Structured figure records:
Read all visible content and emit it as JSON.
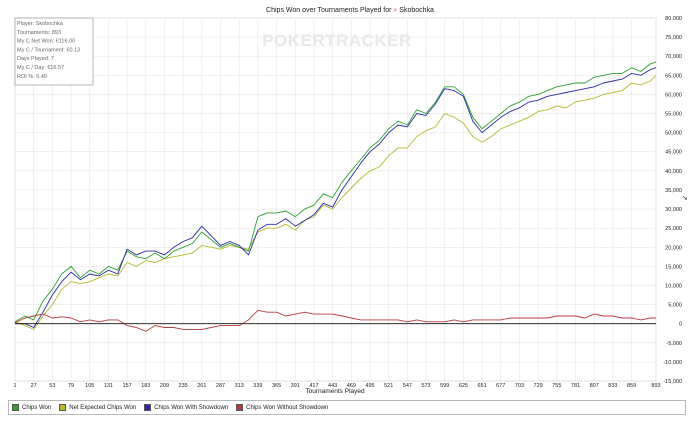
{
  "chart_data": {
    "type": "line",
    "title": "Chips Won over Tournaments Played for",
    "player_name": "Skobochka",
    "xlabel": "Tournaments Played",
    "ylabel": "",
    "x_ticks": [
      1,
      27,
      53,
      79,
      105,
      131,
      157,
      183,
      209,
      235,
      261,
      287,
      313,
      339,
      365,
      391,
      417,
      443,
      469,
      495,
      521,
      547,
      573,
      599,
      625,
      651,
      677,
      703,
      729,
      755,
      781,
      807,
      833,
      859,
      893
    ],
    "y_ticks": [
      "-15,000",
      "-10,000",
      "-5,000",
      "0",
      "5,000",
      "10,000",
      "15,000",
      "20,000",
      "25,000",
      "30,000",
      "35,000",
      "40,000",
      "45,000",
      "50,000",
      "55,000",
      "60,000",
      "65,000",
      "70,000",
      "75,000",
      "80,000"
    ],
    "xlim": [
      1,
      893
    ],
    "ylim": [
      -15000,
      80000
    ],
    "grid": true,
    "legend_position": "bottom",
    "watermark": "POKERTRACKER",
    "stats": [
      "Player: Skobochka",
      "Tournaments: 893",
      "My C Net Won: €116.00",
      "My C / Tournament: €0.13",
      "Days Played: 7",
      "My C / Day: €16.57",
      "ROI %: 6.49"
    ],
    "series": [
      {
        "name": "Chips Won",
        "color": "#2ea02e",
        "x": [
          1,
          15,
          27,
          40,
          53,
          66,
          79,
          92,
          105,
          118,
          131,
          144,
          157,
          170,
          183,
          196,
          209,
          222,
          235,
          248,
          261,
          274,
          287,
          300,
          313,
          326,
          339,
          352,
          365,
          378,
          391,
          404,
          417,
          430,
          443,
          456,
          469,
          482,
          495,
          508,
          521,
          534,
          547,
          560,
          573,
          586,
          599,
          612,
          625,
          638,
          651,
          664,
          677,
          690,
          703,
          716,
          729,
          742,
          755,
          768,
          781,
          794,
          807,
          820,
          833,
          846,
          859,
          872,
          885,
          893
        ],
        "y": [
          500,
          2000,
          1000,
          6000,
          9000,
          13000,
          15000,
          12000,
          14000,
          13000,
          15000,
          14000,
          19000,
          17500,
          17000,
          18500,
          17000,
          19000,
          20000,
          21000,
          24000,
          22000,
          20000,
          21000,
          20000,
          19000,
          28000,
          29000,
          29000,
          29500,
          28000,
          30000,
          31000,
          34000,
          33000,
          37000,
          40000,
          43000,
          46000,
          48000,
          51000,
          53000,
          52000,
          56000,
          55000,
          58000,
          62000,
          62000,
          60000,
          54000,
          51000,
          53000,
          55000,
          57000,
          58000,
          59500,
          60000,
          61000,
          62000,
          62500,
          63000,
          63000,
          64500,
          65000,
          65500,
          65500,
          67000,
          66000,
          68000,
          68500
        ]
      },
      {
        "name": "Net Expected Chips Won",
        "color": "#b8b830",
        "x": [
          1,
          15,
          27,
          40,
          53,
          66,
          79,
          92,
          105,
          118,
          131,
          144,
          157,
          170,
          183,
          196,
          209,
          222,
          235,
          248,
          261,
          274,
          287,
          300,
          313,
          326,
          339,
          352,
          365,
          378,
          391,
          404,
          417,
          430,
          443,
          456,
          469,
          482,
          495,
          508,
          521,
          534,
          547,
          560,
          573,
          586,
          599,
          612,
          625,
          638,
          651,
          664,
          677,
          690,
          703,
          716,
          729,
          742,
          755,
          768,
          781,
          794,
          807,
          820,
          833,
          846,
          859,
          872,
          885,
          893
        ],
        "y": [
          500,
          -500,
          -1500,
          2000,
          5000,
          9000,
          11000,
          10500,
          11000,
          12000,
          13000,
          12500,
          16000,
          15000,
          16500,
          16000,
          17000,
          17500,
          18000,
          18500,
          20500,
          20000,
          19500,
          20500,
          20000,
          19500,
          24000,
          25000,
          25000,
          26000,
          24500,
          27000,
          28000,
          31000,
          30000,
          33000,
          35500,
          38000,
          40000,
          41000,
          44000,
          46000,
          46000,
          49000,
          50500,
          51500,
          55000,
          54000,
          52500,
          49000,
          47500,
          49000,
          51000,
          52000,
          53000,
          54000,
          55500,
          56000,
          57000,
          56500,
          58000,
          58500,
          59000,
          60000,
          60500,
          61000,
          63000,
          62500,
          63500,
          65000
        ]
      },
      {
        "name": "Chips Won With Showdown",
        "color": "#2a2aa8",
        "x": [
          1,
          15,
          27,
          40,
          53,
          66,
          79,
          92,
          105,
          118,
          131,
          144,
          157,
          170,
          183,
          196,
          209,
          222,
          235,
          248,
          261,
          274,
          287,
          300,
          313,
          326,
          339,
          352,
          365,
          378,
          391,
          404,
          417,
          430,
          443,
          456,
          469,
          482,
          495,
          508,
          521,
          534,
          547,
          560,
          573,
          586,
          599,
          612,
          625,
          638,
          651,
          664,
          677,
          690,
          703,
          716,
          729,
          742,
          755,
          768,
          781,
          794,
          807,
          820,
          833,
          846,
          859,
          872,
          885,
          893
        ],
        "y": [
          0,
          0,
          -1000,
          3000,
          7500,
          11000,
          13500,
          11500,
          13000,
          12500,
          14000,
          13000,
          19500,
          18000,
          19000,
          19000,
          18000,
          20000,
          21500,
          22500,
          25500,
          23000,
          20500,
          21500,
          20500,
          18000,
          24500,
          26000,
          26000,
          27500,
          25500,
          27000,
          28500,
          31500,
          30500,
          35000,
          38500,
          42000,
          45000,
          47000,
          50000,
          52000,
          51500,
          55000,
          54500,
          57500,
          61500,
          61000,
          59500,
          53000,
          50000,
          52000,
          54000,
          55500,
          56500,
          58000,
          58500,
          59500,
          60000,
          60500,
          61000,
          61500,
          62000,
          63000,
          63500,
          64000,
          65500,
          65000,
          66500,
          67000
        ]
      },
      {
        "name": "Chips Won Without Showdown",
        "color": "#b83a3a",
        "x": [
          1,
          15,
          27,
          40,
          53,
          66,
          79,
          92,
          105,
          118,
          131,
          144,
          157,
          170,
          183,
          196,
          209,
          222,
          235,
          248,
          261,
          274,
          287,
          300,
          313,
          326,
          339,
          352,
          365,
          378,
          391,
          404,
          417,
          430,
          443,
          456,
          469,
          482,
          495,
          508,
          521,
          534,
          547,
          560,
          573,
          586,
          599,
          612,
          625,
          638,
          651,
          664,
          677,
          690,
          703,
          716,
          729,
          742,
          755,
          768,
          781,
          794,
          807,
          820,
          833,
          846,
          859,
          872,
          885,
          893
        ],
        "y": [
          200,
          1500,
          2000,
          2500,
          1500,
          1800,
          1500,
          500,
          1000,
          500,
          1000,
          1000,
          -500,
          -1000,
          -2000,
          -500,
          -1000,
          -1000,
          -1500,
          -1500,
          -1500,
          -1000,
          -500,
          -500,
          -500,
          1000,
          3500,
          3000,
          3000,
          2000,
          2500,
          3000,
          2500,
          2500,
          2500,
          2000,
          1500,
          1000,
          1000,
          1000,
          1000,
          1000,
          500,
          1000,
          500,
          500,
          500,
          1000,
          500,
          1000,
          1000,
          1000,
          1000,
          1500,
          1500,
          1500,
          1500,
          1500,
          2000,
          2000,
          2000,
          1500,
          2500,
          2000,
          2000,
          1500,
          1500,
          1000,
          1500,
          1500
        ]
      }
    ]
  }
}
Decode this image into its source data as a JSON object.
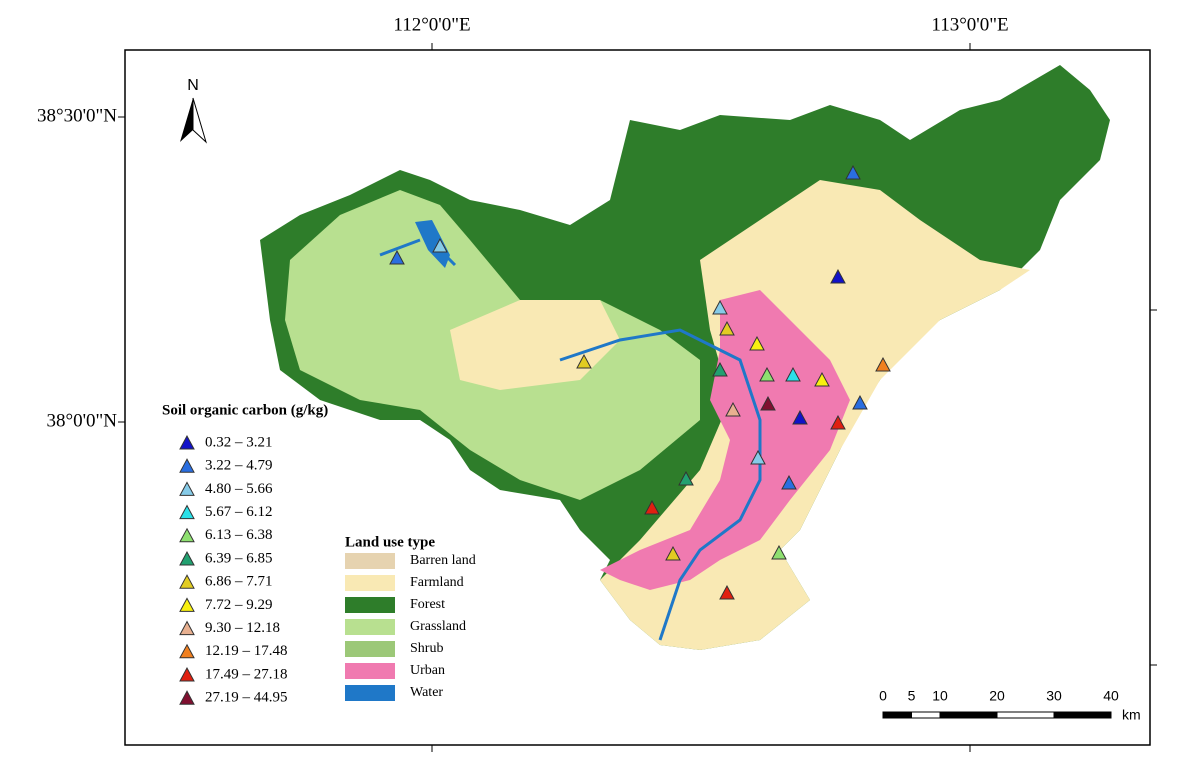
{
  "axes": {
    "top": [
      "112°0'0\"E",
      "113°0'0\"E"
    ],
    "left": [
      "38°30'0\"N",
      "38°0'0\"N"
    ]
  },
  "north": "N",
  "soc_legend": {
    "title": "Soil organic carbon (g/kg)",
    "classes": [
      {
        "label": "0.32 – 3.21",
        "color": "#1212c8"
      },
      {
        "label": "3.22 – 4.79",
        "color": "#2a6ee0"
      },
      {
        "label": "4.80 – 5.66",
        "color": "#86cbe8"
      },
      {
        "label": "5.67 – 6.12",
        "color": "#2ae0e8"
      },
      {
        "label": "6.13 – 6.38",
        "color": "#8ee070"
      },
      {
        "label": "6.39 – 6.85",
        "color": "#22a070"
      },
      {
        "label": "6.86 – 7.71",
        "color": "#e2cc22"
      },
      {
        "label": "7.72 – 9.29",
        "color": "#f8f010"
      },
      {
        "label": "9.30 – 12.18",
        "color": "#e8b090"
      },
      {
        "label": "12.19 – 17.48",
        "color": "#f08020"
      },
      {
        "label": "17.49 – 27.18",
        "color": "#e02010"
      },
      {
        "label": "27.19 – 44.95",
        "color": "#801030"
      }
    ]
  },
  "landuse_legend": {
    "title": "Land use type",
    "classes": [
      {
        "label": "Barren land",
        "color": "#e6d3b0"
      },
      {
        "label": "Farmland",
        "color": "#f9e9b4"
      },
      {
        "label": "Forest",
        "color": "#2e7d2a"
      },
      {
        "label": "Grassland",
        "color": "#b8e090"
      },
      {
        "label": "Shrub",
        "color": "#9cc878"
      },
      {
        "label": "Urban",
        "color": "#f07ab0"
      },
      {
        "label": "Water",
        "color": "#1f78c8"
      }
    ]
  },
  "scale_bar": {
    "labels": [
      0,
      5,
      10,
      20,
      30,
      40
    ],
    "unit": "km"
  }
}
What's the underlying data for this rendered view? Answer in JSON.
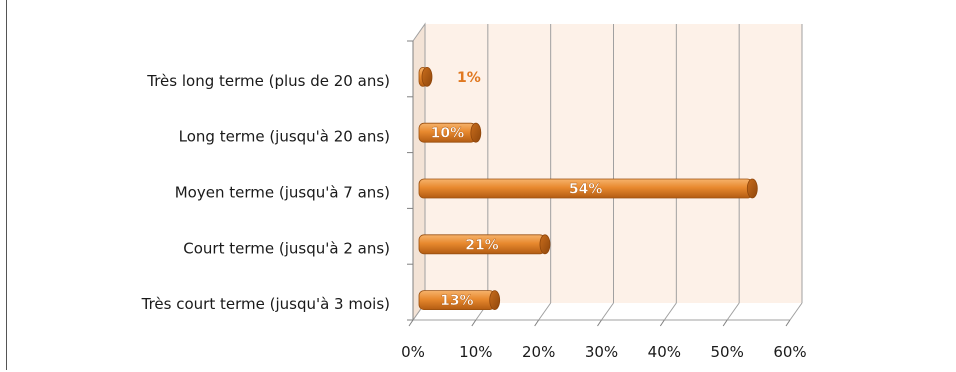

▶ **WHAT YOU SHOULD DO**
Identify the lines in the entries that hold "Tournaments" and return each one.

▶ **CORRECT ANSWER**
    "title": "Chips Won over Tournaments Played for",
    "xlabel": "Tournaments Played",
      "Tournaments: 893",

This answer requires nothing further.